Do could only round up one of his four colleagues.

He gave them four days notice, for a crisis affecting nearly every county resident’s immediate quality of life.

And the majority of the Orange County Board of Supervisors scored a no show.

Part-time workers.

Unable to secure a quorum – and without cameras rolling – Do and Supervisor Shawn Nelson sat there last Monday afternoon on the public dais in a sad, public venting of their own frustrations in front of the press corps, bemoaning their board’s inability to convince local cities to accept hastily put together plans for homeless shelters.

Supervisors have officially tapped out.

They want a federal judge and the cities to figure out the homeless crisis themselves.

“Anybody that wants to stick their neck out for this issue is gonna have nothing to show for it but a cut-off head,” said Nelson at the meeting. “There’s no reward for even trying to get involved in this.”

As an example, Nelson pointed to Supervisor Lisa Bartlett, who initially opposed a rushed plan last week to put shelters in cities, such as Laguna Niguel, with no outreach or planning.

Bartlett switched her vote to a yes after a brief, confused afternoon dais discussion and her city leaders went nuclear.

Nelson characterized Bartlett’s actions as heroic.

“Lisa stuck her neck out and made a tough vote. She came within an inch of getting recalled. Why? Because she just acknowledges there’s a problem, and wants to participate in the discussion. And the response is ‘how dare you?’ ” Nelson said.

Yes, there is plenty of NIMBYISM in the reactions of many city leaders asked to shoulder homeless services.

**Requirement A:**
Answer these about the piece on the Orange County supervisors:
(i) How many days of notice did Do give for the meeting?
(ii) Which supervisor sat on the dais with Do?
(iii) What city is named as one place where the rushed plan would have put shelters?
**Requirement B:** Continue the piece on the Orange County supervisors and homeless shelters, starting right after its last sentence.
You won't need the lines that come after this text.

**Data segment:**
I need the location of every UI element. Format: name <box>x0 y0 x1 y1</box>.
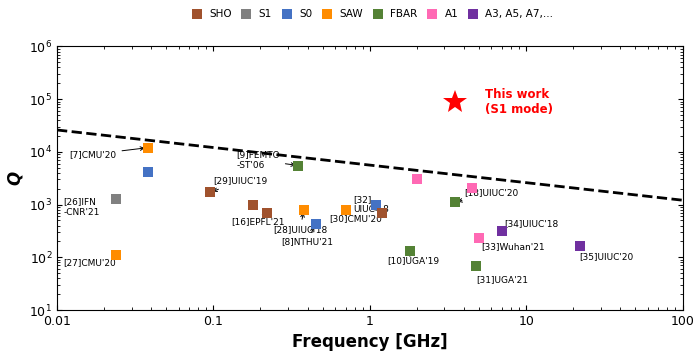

**Response A:**
(i) Four days
(ii) Shawn Nelson
(iii) Laguna Niguel

**Response B:**
But how can you blame city leaders, who are entrusted with protecting city resident’s quality of life, for having a lack of faith in a bunch of part-time county leaders who can’t fashion together credible strategies or build public consensus around any sort of policy lift beyond cheap, taxpayer-financed, election-year mailers advertising county pet fairs and fishing derbies.

City leaders know this band of part-time county supervisors are way too busy campaigning for their next office and won’t be around to deal with the consequences of their hasty planning efforts.

Consider the motel owners – who according to County CEO Frank Kim are likely to file claims – that participated in the county plan to house homeless in motels. Many apparently had rooms destroyed by people who weren’t ready for motel rooms on their own.

What about the county’s hoarding of hundreds of millions in federal and state dollars slated for tackling homelessness?

How are city leaders to have confidence in county supervisors who only work part-time hours.

Just like Monday’s missed hearing, these county leaders have been one big no show when it comes to big challenges.

U.S. District Judge David O. Carter, who is overseeing the federal lawsuit against the hasty eviction plan executed by the County of Orange of riverbed homeless, all but called out the county’s lackluster performance since landing in his court.

“This county has been in a crisis situation from the time the court got this case,” Carter said. “This county’s structure has been deplete, and I think only recently has there been a concerted and good faith effort to catch up with decades of neglect,” Carter said.

“Decades of neglect” is pretty strong language.

Again, part-time workers…

Now, lets do some math on what these part-timers cost taxpayers.

For these big political brains, we pay a nice annual salary of about $150,000.

Add to that a Cadillac health care package along with a government pension and a 401K plan.

Don’t forget the free cars and car allowance ($750 a month).

Now, that’s just the supervisors themselves.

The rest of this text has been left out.